● **STATED GOAL**:
Below are entries. Pull out all lines containing "title".

>> Begin

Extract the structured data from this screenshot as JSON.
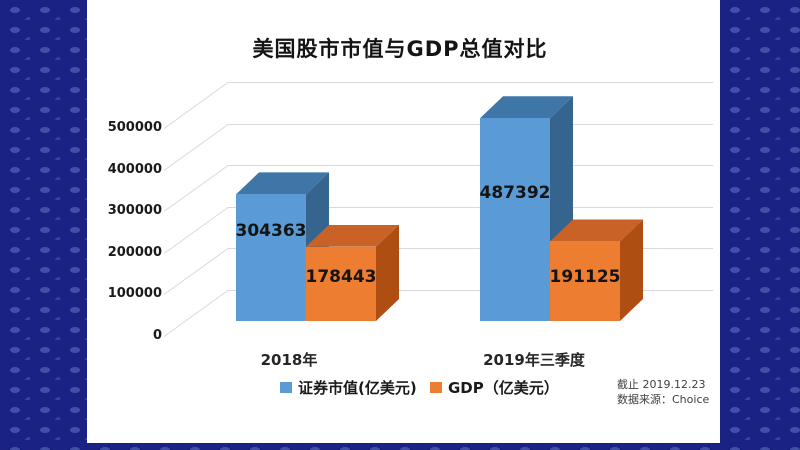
{
  "title": "美国股市市值与GDP总值对比",
  "legend": [
    {
      "label": "证券市值(亿美元)",
      "color": "#5B9BD5"
    },
    {
      "label": "GDP（亿美元）",
      "color": "#ED7D31"
    }
  ],
  "source_note": {
    "line1": "截止 2019.12.23",
    "line2": "数据来源：Choice"
  },
  "colors": {
    "panel": "#FFFFFF",
    "background": "#1A2383",
    "gridline": "#D9D9D9",
    "series1_front": "#5B9BD5",
    "series1_top": "#3F76A8",
    "series1_side": "#35648F",
    "series2_front": "#ED7D31",
    "series2_top": "#C96226",
    "series2_side": "#AE4E12"
  },
  "chart_data": {
    "type": "bar",
    "variant": "3d-clustered",
    "title": "美国股市市值与GDP总值对比",
    "categories": [
      "2018年",
      "2019年三季度"
    ],
    "series": [
      {
        "name": "证券市值(亿美元)",
        "color": "#5B9BD5",
        "values": [
          304363,
          487392
        ]
      },
      {
        "name": "GDP（亿美元）",
        "color": "#ED7D31",
        "values": [
          178443,
          191125
        ]
      }
    ],
    "xlabel": "",
    "ylabel": "",
    "ylim": [
      0,
      500000
    ],
    "y_ticks": [
      0,
      100000,
      200000,
      300000,
      400000,
      500000
    ],
    "grid": true,
    "legend_position": "bottom"
  }
}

>> End

● **COMPLETED TASK**:
  "title": "美国股市市值与GDP总值对比",
    "title": "美国股市市值与GDP总值对比",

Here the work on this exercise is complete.